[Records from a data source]
= = = =

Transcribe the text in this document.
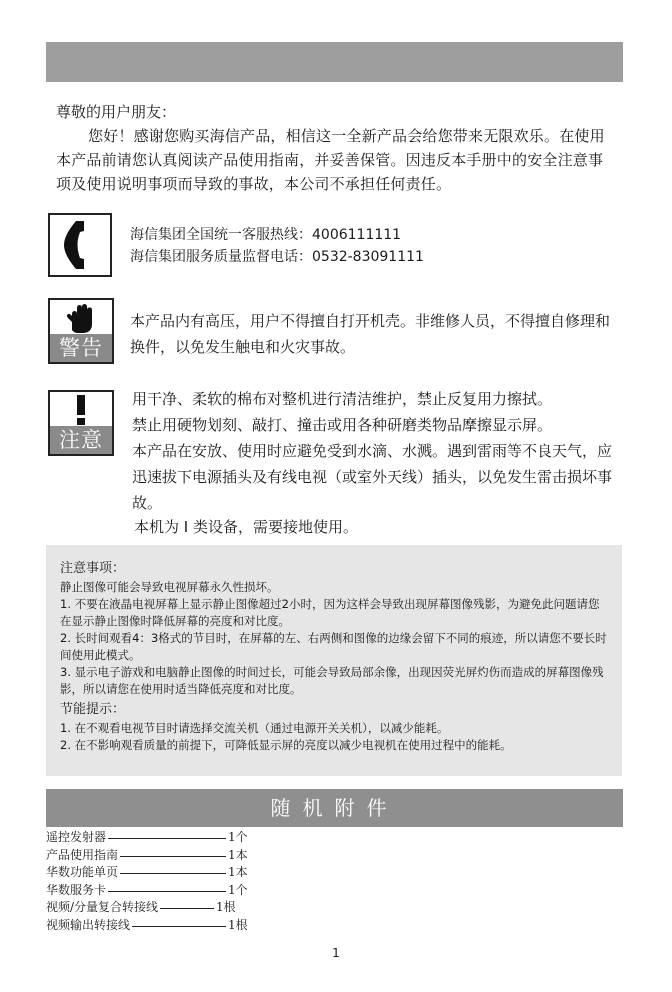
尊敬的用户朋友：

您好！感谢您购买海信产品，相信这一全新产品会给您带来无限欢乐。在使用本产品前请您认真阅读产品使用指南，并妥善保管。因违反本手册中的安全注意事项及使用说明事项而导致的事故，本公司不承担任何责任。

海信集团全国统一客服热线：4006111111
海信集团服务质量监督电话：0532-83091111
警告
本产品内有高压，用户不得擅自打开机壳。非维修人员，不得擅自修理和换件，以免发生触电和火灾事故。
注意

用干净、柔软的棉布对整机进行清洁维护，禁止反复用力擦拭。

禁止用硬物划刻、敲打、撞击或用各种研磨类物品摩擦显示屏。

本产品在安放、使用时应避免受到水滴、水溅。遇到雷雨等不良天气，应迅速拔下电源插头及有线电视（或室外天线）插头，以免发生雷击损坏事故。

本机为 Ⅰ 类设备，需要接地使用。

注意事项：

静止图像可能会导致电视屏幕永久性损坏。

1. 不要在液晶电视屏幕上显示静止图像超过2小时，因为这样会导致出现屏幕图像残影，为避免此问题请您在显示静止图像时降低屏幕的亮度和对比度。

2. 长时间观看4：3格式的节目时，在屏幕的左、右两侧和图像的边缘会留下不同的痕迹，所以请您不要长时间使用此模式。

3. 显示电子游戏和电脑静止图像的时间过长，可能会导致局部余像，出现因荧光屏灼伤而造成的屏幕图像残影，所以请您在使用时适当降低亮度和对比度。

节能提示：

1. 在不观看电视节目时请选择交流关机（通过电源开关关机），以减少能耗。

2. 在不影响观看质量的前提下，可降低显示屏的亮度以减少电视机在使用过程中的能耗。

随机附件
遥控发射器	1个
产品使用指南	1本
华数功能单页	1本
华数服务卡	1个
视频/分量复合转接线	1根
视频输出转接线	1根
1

= = = =

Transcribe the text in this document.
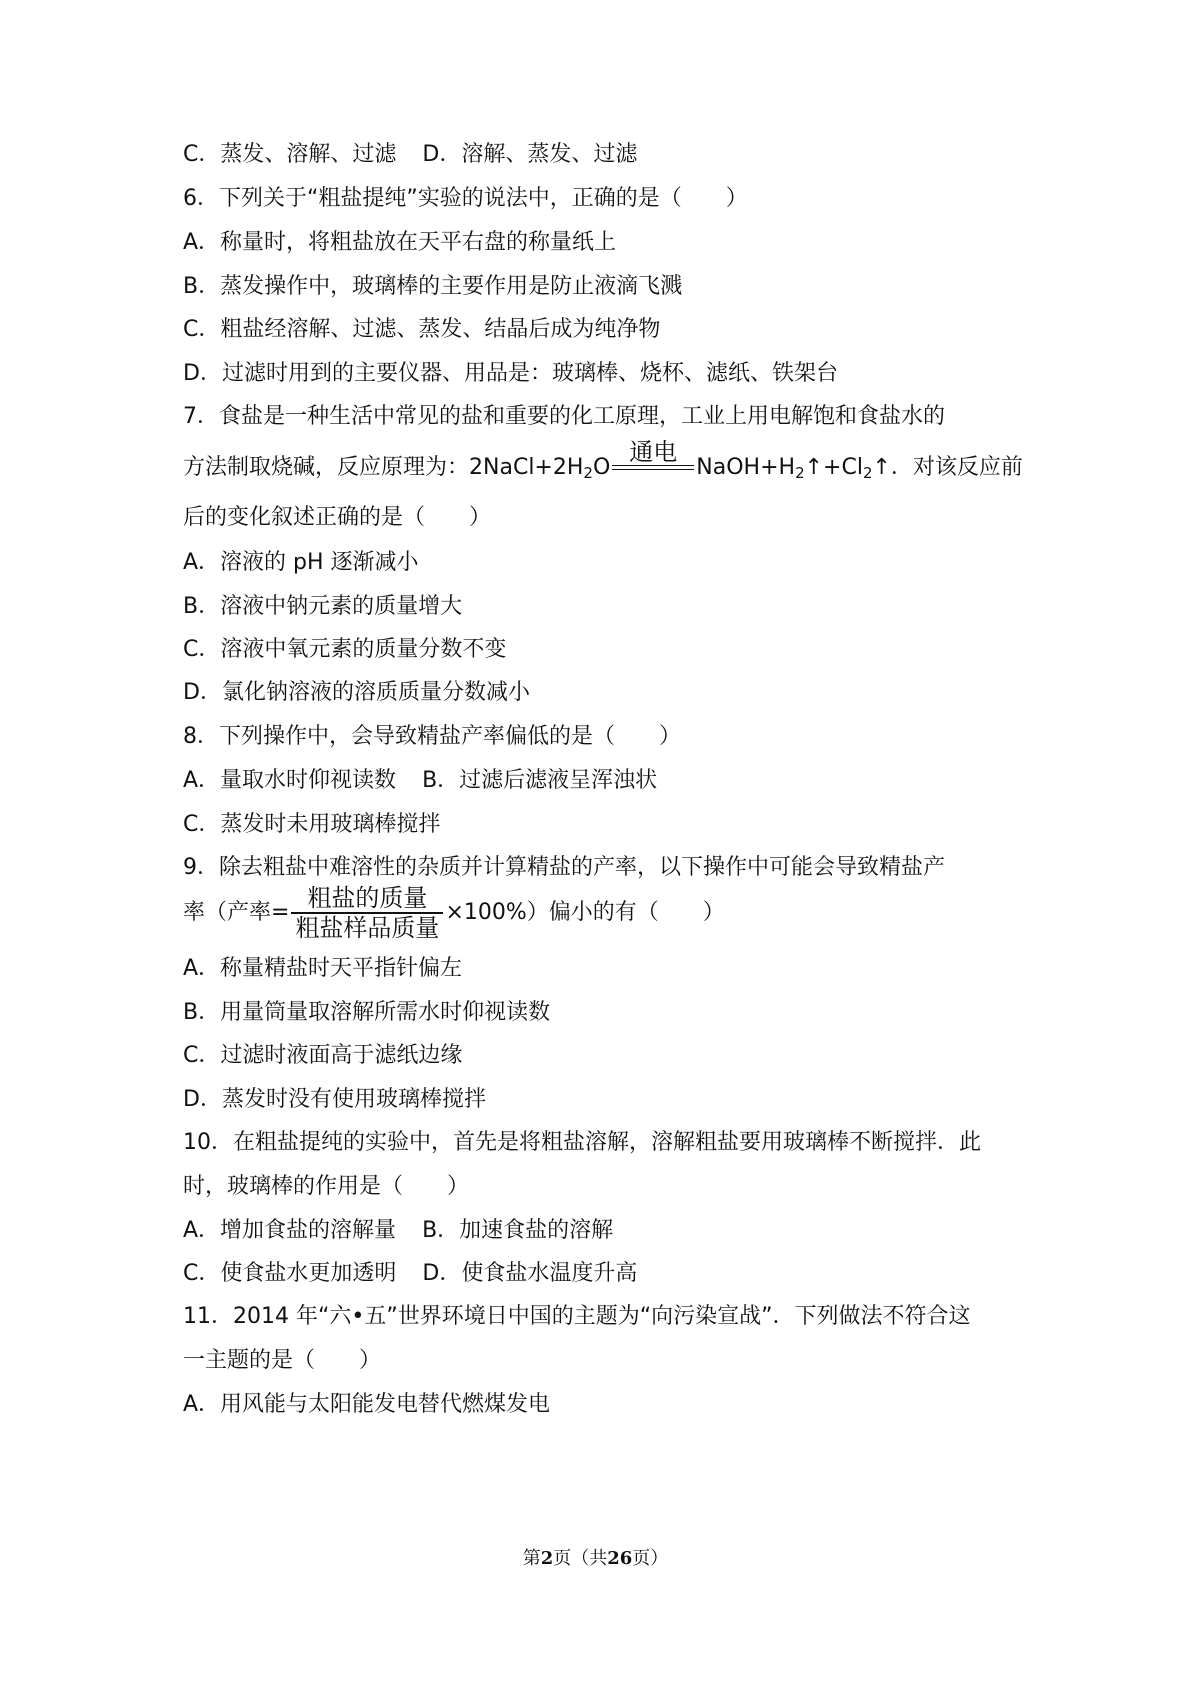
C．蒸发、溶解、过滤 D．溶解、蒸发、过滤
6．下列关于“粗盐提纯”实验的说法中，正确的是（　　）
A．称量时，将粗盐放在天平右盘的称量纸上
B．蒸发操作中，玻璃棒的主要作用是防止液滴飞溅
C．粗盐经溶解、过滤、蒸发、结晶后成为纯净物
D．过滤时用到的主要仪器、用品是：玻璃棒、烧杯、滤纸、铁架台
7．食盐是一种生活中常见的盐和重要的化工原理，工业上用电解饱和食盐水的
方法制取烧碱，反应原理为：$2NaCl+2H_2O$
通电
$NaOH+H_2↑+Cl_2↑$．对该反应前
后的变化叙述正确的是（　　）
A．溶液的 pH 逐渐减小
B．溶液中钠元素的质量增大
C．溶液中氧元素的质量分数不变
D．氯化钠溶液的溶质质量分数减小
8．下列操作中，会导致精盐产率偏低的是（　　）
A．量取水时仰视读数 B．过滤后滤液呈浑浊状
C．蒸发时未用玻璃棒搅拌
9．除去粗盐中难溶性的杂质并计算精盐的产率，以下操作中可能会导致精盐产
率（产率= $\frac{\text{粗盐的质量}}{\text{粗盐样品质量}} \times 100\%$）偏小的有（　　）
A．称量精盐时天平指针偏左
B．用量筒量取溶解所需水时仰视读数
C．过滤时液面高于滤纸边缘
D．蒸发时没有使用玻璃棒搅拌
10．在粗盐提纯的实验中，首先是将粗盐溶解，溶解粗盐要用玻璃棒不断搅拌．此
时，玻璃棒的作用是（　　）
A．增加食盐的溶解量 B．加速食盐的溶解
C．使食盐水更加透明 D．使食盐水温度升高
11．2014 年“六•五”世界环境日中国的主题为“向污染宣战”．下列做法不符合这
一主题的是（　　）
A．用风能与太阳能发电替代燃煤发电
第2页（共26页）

= = = =

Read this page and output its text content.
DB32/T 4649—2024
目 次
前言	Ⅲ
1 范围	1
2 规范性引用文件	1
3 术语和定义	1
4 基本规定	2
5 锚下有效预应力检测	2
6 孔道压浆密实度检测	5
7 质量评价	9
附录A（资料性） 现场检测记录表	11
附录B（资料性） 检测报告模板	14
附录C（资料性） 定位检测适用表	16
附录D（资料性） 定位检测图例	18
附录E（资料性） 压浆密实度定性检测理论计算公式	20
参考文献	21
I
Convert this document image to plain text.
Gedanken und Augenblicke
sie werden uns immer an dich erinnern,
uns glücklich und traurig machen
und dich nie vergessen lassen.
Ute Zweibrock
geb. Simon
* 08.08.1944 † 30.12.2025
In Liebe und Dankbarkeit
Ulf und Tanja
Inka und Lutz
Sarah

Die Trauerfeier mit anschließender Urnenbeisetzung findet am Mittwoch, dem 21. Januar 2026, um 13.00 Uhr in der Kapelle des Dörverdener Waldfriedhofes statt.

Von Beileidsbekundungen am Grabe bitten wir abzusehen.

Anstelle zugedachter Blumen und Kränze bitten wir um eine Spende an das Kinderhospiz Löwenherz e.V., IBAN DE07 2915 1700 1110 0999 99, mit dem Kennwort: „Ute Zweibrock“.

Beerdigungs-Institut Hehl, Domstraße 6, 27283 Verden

= = = =

_THE PROBLEM_:
Scan the listing above for the word "Zweibrock" and copy every line that holds it.

_SOLUTION_:
Ute Zweibrock
Anstelle zugedachter Blumen und Kränze bitten wir um eine Spende an das Kinderhospiz Löwenherz e.V., IBAN DE07 2915 1700 1110 0999 99, mit dem Kennwort: „Ute Zweibrock“.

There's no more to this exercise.